#### WHAT IS BEING ASKED
Tally up the lines below that include the word "нашу". Answer with the number alone.

::: SOURCE MATERIAL

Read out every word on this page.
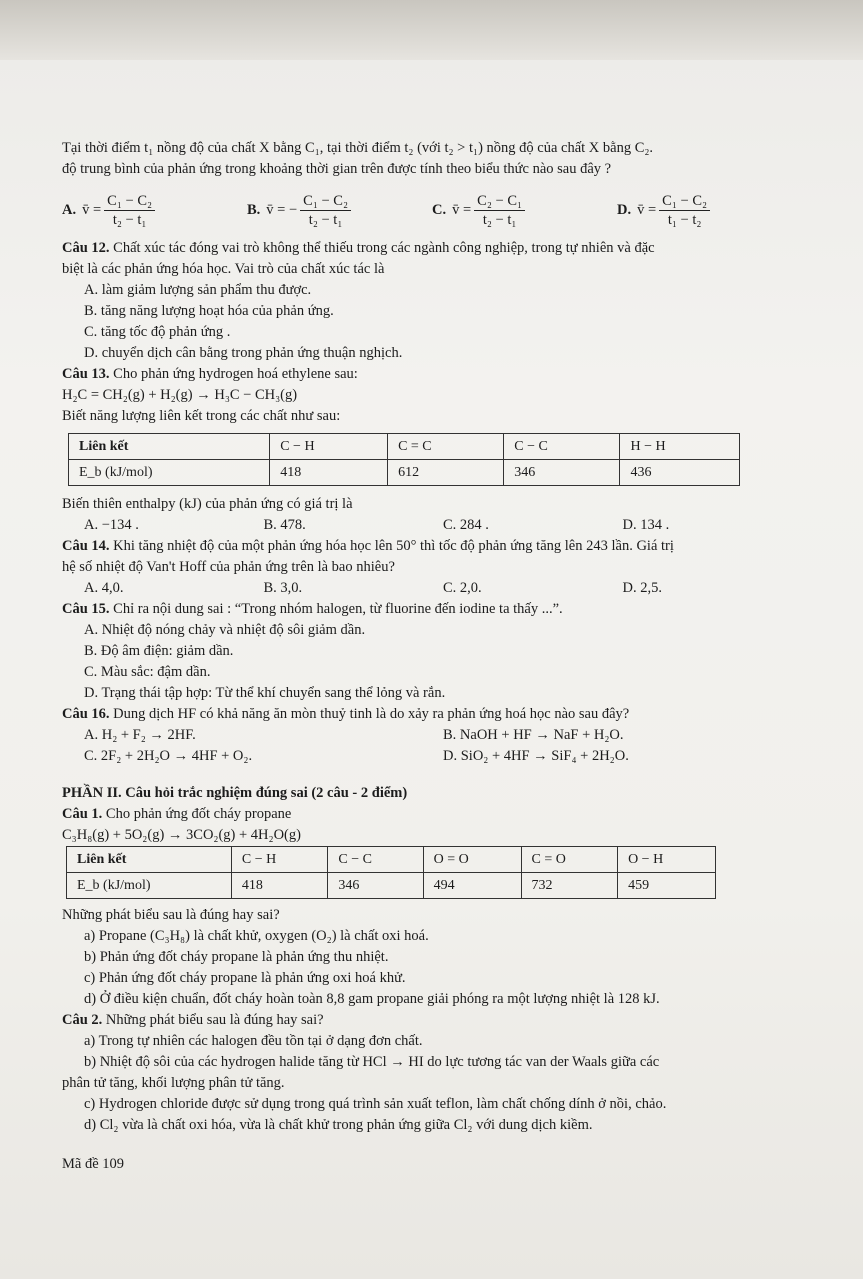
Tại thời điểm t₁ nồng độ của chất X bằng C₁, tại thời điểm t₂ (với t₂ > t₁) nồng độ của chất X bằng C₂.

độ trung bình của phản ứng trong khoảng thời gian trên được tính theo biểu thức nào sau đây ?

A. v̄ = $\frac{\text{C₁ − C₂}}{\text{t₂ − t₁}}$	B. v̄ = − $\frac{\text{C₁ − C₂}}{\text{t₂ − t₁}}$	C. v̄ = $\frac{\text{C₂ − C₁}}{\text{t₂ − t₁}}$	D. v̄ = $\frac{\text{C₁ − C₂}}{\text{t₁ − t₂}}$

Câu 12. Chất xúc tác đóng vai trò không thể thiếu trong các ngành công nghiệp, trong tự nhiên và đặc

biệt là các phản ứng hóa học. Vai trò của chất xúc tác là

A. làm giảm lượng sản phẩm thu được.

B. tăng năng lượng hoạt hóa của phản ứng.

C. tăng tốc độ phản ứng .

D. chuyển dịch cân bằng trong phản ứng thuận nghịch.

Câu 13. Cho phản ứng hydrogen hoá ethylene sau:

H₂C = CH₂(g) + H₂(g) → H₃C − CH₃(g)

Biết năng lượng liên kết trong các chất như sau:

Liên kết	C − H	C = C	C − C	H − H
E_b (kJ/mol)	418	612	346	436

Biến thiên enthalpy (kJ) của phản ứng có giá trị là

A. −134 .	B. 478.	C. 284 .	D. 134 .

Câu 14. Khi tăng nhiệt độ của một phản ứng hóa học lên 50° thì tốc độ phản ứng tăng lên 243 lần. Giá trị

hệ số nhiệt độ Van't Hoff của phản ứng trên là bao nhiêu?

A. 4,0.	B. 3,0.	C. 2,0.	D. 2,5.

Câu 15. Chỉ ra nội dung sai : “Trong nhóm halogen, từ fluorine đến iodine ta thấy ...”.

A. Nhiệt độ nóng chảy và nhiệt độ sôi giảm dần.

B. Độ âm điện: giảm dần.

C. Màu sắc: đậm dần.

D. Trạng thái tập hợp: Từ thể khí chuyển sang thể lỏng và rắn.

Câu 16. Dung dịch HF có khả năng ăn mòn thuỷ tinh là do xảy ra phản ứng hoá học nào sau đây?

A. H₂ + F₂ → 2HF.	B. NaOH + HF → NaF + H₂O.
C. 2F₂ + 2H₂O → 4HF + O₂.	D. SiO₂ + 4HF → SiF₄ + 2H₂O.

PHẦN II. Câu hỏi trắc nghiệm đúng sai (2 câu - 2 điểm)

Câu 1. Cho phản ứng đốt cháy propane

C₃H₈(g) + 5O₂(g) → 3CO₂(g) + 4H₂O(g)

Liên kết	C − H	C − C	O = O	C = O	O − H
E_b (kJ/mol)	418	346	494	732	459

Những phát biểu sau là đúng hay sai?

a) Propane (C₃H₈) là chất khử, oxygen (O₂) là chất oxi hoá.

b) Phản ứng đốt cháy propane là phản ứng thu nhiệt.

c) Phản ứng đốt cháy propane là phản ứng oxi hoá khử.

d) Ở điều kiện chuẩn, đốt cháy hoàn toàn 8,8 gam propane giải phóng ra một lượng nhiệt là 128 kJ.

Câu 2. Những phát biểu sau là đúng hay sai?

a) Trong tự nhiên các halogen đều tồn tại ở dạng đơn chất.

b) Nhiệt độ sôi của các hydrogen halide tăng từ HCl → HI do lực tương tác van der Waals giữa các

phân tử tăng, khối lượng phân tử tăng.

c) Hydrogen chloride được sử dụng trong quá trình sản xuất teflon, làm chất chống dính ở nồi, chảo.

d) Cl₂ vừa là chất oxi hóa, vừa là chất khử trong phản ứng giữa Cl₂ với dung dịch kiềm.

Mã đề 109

::::::
::: SOURCE MATERIAL

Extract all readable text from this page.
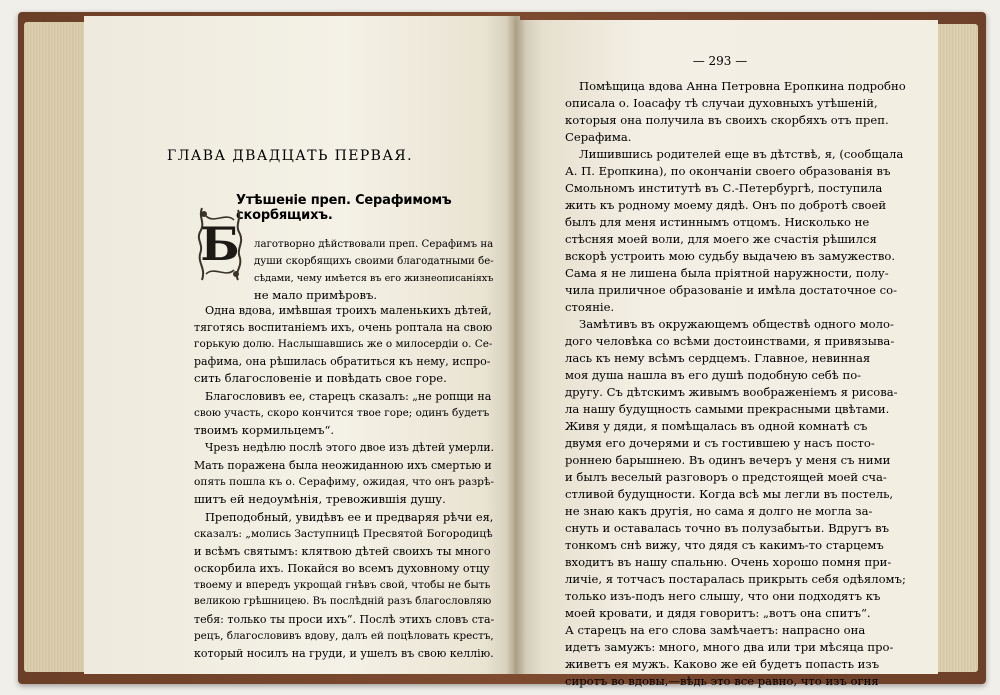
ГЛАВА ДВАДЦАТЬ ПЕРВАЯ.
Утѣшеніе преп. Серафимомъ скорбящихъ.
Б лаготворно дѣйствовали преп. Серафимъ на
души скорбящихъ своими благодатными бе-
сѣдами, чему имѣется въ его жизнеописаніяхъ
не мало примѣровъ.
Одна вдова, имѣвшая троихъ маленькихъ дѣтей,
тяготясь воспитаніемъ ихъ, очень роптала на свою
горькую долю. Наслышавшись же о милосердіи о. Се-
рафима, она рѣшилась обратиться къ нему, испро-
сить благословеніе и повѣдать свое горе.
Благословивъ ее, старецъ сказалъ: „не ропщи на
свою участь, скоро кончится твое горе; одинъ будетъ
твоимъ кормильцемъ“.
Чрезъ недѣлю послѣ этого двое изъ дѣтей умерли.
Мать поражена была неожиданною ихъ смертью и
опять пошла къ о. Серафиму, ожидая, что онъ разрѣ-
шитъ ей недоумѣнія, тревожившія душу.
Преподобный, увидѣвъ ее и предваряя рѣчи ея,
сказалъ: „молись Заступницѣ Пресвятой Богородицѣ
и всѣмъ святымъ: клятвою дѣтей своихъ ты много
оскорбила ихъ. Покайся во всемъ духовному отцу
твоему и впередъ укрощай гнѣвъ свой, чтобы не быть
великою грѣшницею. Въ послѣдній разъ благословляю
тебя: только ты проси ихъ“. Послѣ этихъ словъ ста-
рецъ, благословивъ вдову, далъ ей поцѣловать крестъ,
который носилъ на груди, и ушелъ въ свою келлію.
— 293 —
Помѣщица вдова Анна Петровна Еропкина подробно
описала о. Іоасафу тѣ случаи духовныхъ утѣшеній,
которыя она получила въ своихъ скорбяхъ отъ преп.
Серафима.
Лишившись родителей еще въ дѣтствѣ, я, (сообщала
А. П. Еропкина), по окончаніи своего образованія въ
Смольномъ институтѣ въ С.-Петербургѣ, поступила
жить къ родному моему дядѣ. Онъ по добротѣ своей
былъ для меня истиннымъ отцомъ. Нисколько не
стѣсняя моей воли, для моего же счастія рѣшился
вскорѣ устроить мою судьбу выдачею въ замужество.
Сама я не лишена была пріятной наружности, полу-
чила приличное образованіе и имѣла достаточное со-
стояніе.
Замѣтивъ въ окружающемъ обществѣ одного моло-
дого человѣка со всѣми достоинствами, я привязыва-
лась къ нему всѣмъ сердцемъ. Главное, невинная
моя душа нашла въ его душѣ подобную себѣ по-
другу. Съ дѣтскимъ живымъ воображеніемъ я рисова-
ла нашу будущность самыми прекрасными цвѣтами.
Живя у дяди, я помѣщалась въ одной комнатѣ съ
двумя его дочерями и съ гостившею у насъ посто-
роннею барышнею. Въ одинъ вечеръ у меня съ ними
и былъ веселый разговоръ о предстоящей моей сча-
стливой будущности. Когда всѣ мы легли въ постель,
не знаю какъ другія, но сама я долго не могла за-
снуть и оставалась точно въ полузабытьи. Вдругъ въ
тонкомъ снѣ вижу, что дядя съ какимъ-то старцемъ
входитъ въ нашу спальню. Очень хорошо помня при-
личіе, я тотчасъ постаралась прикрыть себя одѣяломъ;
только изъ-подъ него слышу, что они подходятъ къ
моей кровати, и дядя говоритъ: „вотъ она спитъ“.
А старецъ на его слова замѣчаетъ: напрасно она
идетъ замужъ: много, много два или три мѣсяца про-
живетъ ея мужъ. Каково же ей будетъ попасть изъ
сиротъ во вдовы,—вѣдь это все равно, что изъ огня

::::::

#### WORKED SOLUTION
2